Task prompt →
Work out the number of lines with the word "title" in the material below, then reply with that number only.
===== Data for the task
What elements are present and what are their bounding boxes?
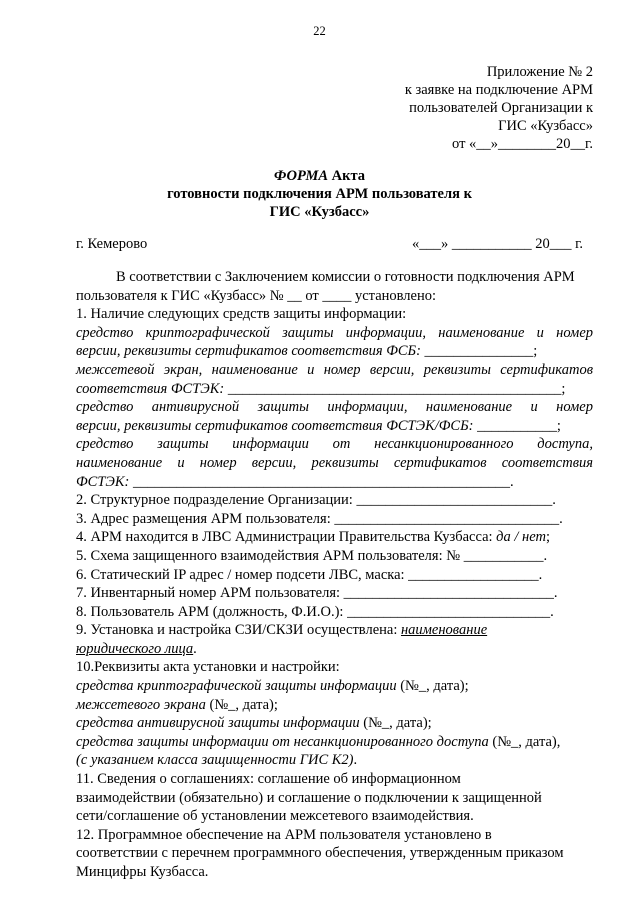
item-1-nsd-text: ФСТЭК:	[76, 473, 130, 490]
item-10-class	[76, 751, 593, 770]
intro-line: В соответствии с Заключением комиссии о готовности подключения АРМ	[116, 269, 575, 285]
item-2: 2. Структурное подразделение Организации: ___________________________.	[76, 492, 556, 509]
item-9-text: 9. Установка и настройка СЗИ/СКЗИ осуществлена:	[76, 622, 401, 639]
item-1-antivirus-text: версии, реквизиты сертификатов соответствия ФСТЭК/ФСБ:	[76, 417, 474, 434]
appendix-line: пользователей Организации к	[409, 100, 593, 116]
item-1-crypto-fill: _______________;	[420, 343, 538, 360]
form-title-rest: Акта	[328, 168, 366, 184]
item-11-cont: взаимодействии (обязательно) и соглашение о подключении к защищенной	[76, 789, 542, 806]
item-10-antivirus	[76, 714, 593, 733]
item-10-antivirus-text: средства антивирусной защиты информации	[76, 715, 360, 732]
item-1: 1. Наличие следующих средств защиты информации:	[76, 306, 407, 323]
form-title-line-3: ГИС «Кузбасс»	[269, 204, 370, 220]
item-10-nsd	[76, 733, 593, 752]
appendix-line: к заявке на подключение АРМ	[404, 82, 593, 98]
item-5: 5. Схема защищенного взаимодействия АРМ пользователя: № ___________.	[76, 547, 548, 564]
item-9-entity: наименование	[400, 622, 488, 639]
item-1-antivirus-line: средство антивирусной защиты информации, наименование и номер	[76, 399, 593, 416]
item-1-crypto-line: средство криптографической защиты информации, наименование и номер	[76, 324, 593, 341]
item-7: 7. Инвентарный номер АРМ пользователя: _____________________________.	[76, 585, 558, 602]
item-11-cont: сети/соглашение об установлении межсетевого взаимодействия.	[76, 808, 474, 825]
item-1-nsd-fill: ____________________________________________________.	[129, 473, 514, 490]
item-10-crypto	[76, 677, 593, 696]
item-1-nsd-line: наименование и номер версии, реквизиты сертификатов соответствия	[76, 454, 593, 471]
item-8: 8. Пользователь АРМ (должность, Ф.И.О.): ____________________________.	[76, 603, 554, 620]
item-9	[76, 621, 593, 640]
item-1-nsd-line: средство защиты информации от несанкционированного доступа,	[76, 436, 593, 453]
item-1-firewall-fill: ______________________________________________;	[224, 380, 566, 397]
item-9-cont	[76, 640, 593, 659]
page-number: 22	[313, 24, 326, 38]
city-name: г. Кемерово	[76, 236, 148, 252]
item-1-firewall-line: межсетевой экран, наименование и номер версии, реквизиты сертификатов	[76, 361, 593, 378]
item-3: 3. Адрес размещения АРМ пользователя: _______________________________.	[76, 510, 563, 527]
item-9-end: .	[193, 640, 197, 657]
item-12: 12. Программное обеспечение на АРМ пользователя установлено в	[76, 826, 492, 843]
appendix-line: Приложение № 2	[486, 64, 593, 80]
item-6: 6. Статический IP адрес / номер подсети ЛВС, маска: __________________.	[76, 566, 543, 583]
item-1-crypto-text: версии, реквизиты сертификатов соответствия ФСБ:	[76, 343, 421, 360]
item-4-end: ;	[545, 529, 550, 546]
item-1-nsd-line	[76, 473, 593, 492]
item-4-option: да / нет	[496, 529, 546, 546]
item-10-firewall	[76, 696, 593, 715]
item-10-class-text: (с указанием класса защищенности ГИС К2)	[76, 752, 354, 769]
intro-line: пользователя к ГИС «Кузбасс» № __ от ____ установлено:	[76, 287, 437, 304]
item-1-firewall-text: соответствия ФСТЭК:	[76, 380, 225, 397]
item-10-nsd-text: средства защиты информации от несанкционированного доступа	[76, 733, 489, 750]
appendix-date-line: от «__»________20__г.	[452, 136, 593, 152]
item-4-text: 4. АРМ находится в ЛВС Администрации Правительства Кузбасса:	[76, 529, 497, 546]
item-12-cont: соответствии с перечнем программного обеспечения, утвержденным приказом	[76, 845, 564, 862]
item-11: 11. Сведения о соглашениях: соглашение об информационном	[76, 771, 461, 788]
item-10-crypto-text: средства криптографической защиты информации	[76, 678, 397, 695]
item-1-antivirus-line	[76, 417, 593, 436]
item-10-firewall-text: межсетевого экрана	[76, 696, 206, 713]
item-10-firewall-end: (№_, дата);	[205, 696, 278, 713]
form-title-word: ФОРМА	[273, 168, 329, 184]
item-10-class-end: .	[353, 752, 358, 769]
date-placeholder: «___» ___________ 20___ г.	[411, 236, 583, 252]
item-10: 10.Реквизиты акта установки и настройки:	[76, 659, 340, 676]
item-10-crypto-end: (№_, дата);	[396, 678, 469, 695]
item-10-nsd-end: (№_, дата),	[488, 733, 561, 750]
item-9-entity-cont: юридического лица	[76, 640, 194, 657]
item-4	[76, 528, 593, 547]
item-1-antivirus-fill: ___________;	[473, 417, 561, 434]
appendix-line: ГИС «Кузбасс»	[498, 118, 593, 134]
appendix-header	[405, 63, 593, 153]
item-10-antivirus-end: (№_, дата);	[359, 715, 432, 732]
form-title-line-2: готовности подключения АРМ пользователя к	[167, 186, 472, 202]
form-title-line-1	[0, 167, 639, 185]
item-12-cont: Минцифры Кузбасса.	[76, 864, 209, 880]
item-1-crypto-line	[76, 342, 593, 361]
document-body	[76, 268, 593, 882]
item-1-firewall-line	[76, 380, 593, 399]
==========
Response box →
5